**Problem:** From the material below, list every line containing "product".

**Material provided:**
──────────────────────────────

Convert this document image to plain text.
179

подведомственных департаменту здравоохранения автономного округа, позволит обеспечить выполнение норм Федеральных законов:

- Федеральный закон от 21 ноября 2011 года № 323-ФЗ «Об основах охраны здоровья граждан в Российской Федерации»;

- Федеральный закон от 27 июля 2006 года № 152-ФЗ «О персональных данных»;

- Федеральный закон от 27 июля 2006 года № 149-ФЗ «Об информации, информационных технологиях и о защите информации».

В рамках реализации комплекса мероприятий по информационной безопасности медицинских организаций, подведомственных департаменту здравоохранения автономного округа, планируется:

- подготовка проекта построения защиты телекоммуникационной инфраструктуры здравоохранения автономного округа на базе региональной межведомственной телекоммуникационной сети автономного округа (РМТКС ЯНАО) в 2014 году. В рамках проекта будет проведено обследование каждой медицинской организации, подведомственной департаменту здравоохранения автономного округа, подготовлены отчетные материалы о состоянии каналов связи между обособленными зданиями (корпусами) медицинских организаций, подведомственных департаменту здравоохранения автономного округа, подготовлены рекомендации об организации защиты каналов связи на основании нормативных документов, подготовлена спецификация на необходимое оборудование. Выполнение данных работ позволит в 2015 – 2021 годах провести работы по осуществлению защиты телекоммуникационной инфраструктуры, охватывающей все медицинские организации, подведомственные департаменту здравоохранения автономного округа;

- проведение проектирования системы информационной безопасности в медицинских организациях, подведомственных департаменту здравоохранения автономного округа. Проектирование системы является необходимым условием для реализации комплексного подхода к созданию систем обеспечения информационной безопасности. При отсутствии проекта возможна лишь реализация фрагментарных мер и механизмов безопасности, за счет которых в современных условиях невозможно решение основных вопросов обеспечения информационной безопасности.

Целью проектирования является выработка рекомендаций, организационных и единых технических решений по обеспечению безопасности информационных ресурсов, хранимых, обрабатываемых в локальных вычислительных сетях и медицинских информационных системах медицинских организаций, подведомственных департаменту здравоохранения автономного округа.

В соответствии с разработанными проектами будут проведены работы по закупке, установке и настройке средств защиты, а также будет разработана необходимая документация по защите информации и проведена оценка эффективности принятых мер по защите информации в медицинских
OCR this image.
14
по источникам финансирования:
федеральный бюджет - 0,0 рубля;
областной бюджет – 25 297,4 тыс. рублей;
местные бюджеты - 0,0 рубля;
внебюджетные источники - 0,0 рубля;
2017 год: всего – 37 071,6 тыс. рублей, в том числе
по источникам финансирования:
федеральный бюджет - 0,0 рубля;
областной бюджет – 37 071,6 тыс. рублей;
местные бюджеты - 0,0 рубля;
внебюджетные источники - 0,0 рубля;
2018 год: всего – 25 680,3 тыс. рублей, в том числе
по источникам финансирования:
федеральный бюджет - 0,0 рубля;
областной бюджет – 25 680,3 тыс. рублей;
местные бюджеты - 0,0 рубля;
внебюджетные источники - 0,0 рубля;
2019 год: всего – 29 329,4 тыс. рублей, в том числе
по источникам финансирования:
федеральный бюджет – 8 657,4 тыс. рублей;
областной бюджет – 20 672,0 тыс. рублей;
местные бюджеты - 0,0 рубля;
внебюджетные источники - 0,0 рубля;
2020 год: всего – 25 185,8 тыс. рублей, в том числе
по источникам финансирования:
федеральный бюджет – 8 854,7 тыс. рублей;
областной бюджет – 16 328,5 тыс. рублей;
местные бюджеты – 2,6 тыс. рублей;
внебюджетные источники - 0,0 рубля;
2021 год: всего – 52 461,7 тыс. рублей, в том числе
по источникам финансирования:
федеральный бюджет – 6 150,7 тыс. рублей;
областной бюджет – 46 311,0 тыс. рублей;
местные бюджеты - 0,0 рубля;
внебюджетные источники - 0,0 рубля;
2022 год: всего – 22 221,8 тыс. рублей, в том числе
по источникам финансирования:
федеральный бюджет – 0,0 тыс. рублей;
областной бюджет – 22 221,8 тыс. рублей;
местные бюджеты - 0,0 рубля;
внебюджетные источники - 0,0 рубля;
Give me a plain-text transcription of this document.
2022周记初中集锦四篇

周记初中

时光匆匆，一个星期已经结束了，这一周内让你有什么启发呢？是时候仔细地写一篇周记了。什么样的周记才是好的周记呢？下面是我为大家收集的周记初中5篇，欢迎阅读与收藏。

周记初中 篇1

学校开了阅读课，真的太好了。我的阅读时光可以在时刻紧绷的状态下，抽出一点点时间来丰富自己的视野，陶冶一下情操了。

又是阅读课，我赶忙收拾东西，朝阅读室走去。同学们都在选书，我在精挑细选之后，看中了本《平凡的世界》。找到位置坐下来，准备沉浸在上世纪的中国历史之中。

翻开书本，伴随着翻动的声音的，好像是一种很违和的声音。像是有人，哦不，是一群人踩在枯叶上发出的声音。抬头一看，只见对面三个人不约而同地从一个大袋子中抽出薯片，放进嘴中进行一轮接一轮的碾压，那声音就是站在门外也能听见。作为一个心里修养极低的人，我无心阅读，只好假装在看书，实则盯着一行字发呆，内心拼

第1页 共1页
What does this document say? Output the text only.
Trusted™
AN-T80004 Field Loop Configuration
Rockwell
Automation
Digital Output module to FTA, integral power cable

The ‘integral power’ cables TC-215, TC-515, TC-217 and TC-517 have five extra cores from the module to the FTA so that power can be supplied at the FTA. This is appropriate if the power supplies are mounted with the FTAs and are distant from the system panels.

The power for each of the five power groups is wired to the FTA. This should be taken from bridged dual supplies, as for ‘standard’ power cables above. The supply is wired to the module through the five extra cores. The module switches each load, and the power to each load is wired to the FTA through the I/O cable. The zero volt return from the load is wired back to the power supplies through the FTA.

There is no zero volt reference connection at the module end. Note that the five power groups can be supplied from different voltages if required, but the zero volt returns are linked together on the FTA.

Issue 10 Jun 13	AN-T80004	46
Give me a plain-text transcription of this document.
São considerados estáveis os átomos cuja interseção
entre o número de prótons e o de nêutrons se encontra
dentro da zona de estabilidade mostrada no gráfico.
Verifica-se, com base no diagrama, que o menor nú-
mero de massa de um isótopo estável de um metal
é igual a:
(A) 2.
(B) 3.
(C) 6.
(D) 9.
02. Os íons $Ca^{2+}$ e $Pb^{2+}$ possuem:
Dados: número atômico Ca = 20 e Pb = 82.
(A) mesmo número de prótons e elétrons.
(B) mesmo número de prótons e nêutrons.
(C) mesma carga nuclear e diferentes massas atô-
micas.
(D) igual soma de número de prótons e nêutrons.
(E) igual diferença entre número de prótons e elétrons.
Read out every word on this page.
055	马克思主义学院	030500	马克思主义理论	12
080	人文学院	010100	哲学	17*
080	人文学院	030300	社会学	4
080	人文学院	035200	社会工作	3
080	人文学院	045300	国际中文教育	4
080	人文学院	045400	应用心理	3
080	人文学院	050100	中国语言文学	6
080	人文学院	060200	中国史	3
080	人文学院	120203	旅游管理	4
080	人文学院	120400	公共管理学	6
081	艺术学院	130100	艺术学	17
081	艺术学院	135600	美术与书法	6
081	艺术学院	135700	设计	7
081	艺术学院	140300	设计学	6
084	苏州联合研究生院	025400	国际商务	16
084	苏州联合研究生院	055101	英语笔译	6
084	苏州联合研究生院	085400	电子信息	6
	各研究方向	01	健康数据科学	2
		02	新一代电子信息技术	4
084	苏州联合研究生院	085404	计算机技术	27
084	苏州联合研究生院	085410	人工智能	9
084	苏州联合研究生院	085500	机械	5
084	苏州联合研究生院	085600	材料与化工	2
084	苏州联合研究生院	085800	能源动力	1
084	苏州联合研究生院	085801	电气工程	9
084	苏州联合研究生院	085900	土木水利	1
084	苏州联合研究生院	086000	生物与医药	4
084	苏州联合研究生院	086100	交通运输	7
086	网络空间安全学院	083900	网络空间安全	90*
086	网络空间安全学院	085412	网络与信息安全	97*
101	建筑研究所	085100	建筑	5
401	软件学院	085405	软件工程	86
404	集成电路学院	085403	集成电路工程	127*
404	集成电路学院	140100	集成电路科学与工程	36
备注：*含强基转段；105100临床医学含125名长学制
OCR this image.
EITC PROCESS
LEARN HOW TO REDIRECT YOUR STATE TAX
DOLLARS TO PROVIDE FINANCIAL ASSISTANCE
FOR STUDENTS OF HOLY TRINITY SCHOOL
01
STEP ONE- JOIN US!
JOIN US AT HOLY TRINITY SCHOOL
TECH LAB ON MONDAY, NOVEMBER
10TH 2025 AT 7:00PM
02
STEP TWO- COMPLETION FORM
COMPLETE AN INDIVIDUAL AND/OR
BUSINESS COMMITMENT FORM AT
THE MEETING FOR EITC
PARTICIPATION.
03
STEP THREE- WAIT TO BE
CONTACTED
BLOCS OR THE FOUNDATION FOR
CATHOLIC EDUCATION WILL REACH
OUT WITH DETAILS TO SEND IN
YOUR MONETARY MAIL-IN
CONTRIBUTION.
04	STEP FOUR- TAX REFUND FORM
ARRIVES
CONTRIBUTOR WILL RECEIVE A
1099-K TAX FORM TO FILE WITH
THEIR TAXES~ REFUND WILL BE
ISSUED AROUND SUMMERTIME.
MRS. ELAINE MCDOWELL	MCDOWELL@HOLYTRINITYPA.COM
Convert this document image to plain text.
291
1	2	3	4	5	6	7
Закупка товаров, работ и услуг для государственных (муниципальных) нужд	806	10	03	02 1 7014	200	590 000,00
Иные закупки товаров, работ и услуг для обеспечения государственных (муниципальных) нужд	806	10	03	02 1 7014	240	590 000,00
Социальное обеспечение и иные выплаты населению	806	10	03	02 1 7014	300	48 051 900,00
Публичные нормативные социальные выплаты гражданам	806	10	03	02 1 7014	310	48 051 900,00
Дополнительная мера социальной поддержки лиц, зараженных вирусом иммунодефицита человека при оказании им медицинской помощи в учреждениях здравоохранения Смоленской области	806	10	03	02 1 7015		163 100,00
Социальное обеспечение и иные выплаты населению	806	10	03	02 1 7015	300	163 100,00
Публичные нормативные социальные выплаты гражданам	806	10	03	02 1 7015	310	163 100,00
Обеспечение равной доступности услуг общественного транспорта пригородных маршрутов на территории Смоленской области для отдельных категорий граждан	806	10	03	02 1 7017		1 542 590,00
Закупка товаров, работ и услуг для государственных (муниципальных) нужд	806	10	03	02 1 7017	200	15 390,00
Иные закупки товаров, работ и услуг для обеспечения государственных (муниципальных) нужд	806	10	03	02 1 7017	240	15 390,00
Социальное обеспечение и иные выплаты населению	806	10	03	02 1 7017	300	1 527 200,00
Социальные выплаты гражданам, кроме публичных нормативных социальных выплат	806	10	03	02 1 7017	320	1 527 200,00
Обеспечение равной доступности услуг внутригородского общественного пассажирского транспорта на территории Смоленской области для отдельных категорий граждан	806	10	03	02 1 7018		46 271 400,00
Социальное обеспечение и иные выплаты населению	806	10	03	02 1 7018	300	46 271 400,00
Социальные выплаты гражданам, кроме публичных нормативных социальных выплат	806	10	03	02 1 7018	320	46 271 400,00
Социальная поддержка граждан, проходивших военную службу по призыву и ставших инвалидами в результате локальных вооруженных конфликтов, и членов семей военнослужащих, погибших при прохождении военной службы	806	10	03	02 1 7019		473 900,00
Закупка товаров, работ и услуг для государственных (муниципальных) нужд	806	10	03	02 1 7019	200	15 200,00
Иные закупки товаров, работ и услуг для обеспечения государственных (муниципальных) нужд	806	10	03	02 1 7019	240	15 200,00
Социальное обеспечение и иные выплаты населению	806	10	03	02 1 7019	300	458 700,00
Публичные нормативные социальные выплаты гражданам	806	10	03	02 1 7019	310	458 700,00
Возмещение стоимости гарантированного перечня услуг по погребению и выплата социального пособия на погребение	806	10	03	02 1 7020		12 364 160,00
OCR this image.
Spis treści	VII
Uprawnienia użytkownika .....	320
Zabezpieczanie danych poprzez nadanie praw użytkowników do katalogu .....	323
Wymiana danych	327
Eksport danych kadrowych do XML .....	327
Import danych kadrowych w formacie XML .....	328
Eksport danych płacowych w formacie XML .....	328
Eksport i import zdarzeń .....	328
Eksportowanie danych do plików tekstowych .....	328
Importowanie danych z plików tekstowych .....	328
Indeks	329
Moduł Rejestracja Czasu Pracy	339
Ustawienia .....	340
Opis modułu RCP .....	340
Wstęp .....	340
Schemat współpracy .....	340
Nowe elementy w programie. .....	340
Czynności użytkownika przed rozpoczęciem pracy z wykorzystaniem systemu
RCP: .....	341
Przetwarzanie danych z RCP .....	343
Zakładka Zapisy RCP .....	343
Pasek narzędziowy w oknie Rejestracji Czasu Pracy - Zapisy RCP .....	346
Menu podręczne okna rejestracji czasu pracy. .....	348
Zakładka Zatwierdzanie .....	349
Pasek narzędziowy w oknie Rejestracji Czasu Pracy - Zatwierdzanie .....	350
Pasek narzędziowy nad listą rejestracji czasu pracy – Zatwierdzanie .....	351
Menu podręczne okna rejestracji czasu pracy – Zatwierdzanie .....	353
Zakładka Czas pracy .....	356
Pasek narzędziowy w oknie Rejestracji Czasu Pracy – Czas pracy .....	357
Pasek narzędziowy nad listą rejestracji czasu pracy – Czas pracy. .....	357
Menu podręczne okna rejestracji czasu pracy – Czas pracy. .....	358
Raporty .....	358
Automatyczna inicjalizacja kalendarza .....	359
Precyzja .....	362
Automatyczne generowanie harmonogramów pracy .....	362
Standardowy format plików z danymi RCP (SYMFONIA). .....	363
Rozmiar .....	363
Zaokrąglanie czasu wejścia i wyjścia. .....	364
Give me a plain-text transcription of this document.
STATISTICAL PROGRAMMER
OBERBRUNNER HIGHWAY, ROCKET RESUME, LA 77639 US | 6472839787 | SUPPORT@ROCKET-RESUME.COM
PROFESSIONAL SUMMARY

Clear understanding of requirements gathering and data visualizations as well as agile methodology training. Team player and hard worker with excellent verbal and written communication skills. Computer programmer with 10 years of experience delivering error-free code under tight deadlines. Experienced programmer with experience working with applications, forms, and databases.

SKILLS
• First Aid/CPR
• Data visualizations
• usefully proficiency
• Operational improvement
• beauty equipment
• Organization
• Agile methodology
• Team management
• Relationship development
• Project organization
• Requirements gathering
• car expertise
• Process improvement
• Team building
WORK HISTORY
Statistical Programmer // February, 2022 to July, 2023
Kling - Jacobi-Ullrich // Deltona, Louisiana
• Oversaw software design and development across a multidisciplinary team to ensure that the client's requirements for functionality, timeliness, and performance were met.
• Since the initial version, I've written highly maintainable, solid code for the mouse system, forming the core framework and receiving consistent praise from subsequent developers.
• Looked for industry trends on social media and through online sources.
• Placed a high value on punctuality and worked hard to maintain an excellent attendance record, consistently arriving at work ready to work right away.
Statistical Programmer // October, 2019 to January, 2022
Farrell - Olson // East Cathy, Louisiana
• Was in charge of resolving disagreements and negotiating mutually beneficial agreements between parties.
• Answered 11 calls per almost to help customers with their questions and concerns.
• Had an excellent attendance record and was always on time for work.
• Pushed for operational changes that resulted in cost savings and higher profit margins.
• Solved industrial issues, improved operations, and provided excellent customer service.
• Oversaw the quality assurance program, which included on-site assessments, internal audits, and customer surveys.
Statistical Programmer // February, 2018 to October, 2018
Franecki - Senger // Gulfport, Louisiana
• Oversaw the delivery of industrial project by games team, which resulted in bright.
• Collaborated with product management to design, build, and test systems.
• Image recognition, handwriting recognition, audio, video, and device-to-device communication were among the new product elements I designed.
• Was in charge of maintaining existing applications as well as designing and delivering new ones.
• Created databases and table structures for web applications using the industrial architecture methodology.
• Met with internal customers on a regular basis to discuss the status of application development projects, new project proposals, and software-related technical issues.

──────────────────────────────

**Task solution:**
• Collaborated with product management to design, build, and test systems.
• Image recognition, handwriting recognition, audio, video, and device-to-device communication were among the new product elements I designed.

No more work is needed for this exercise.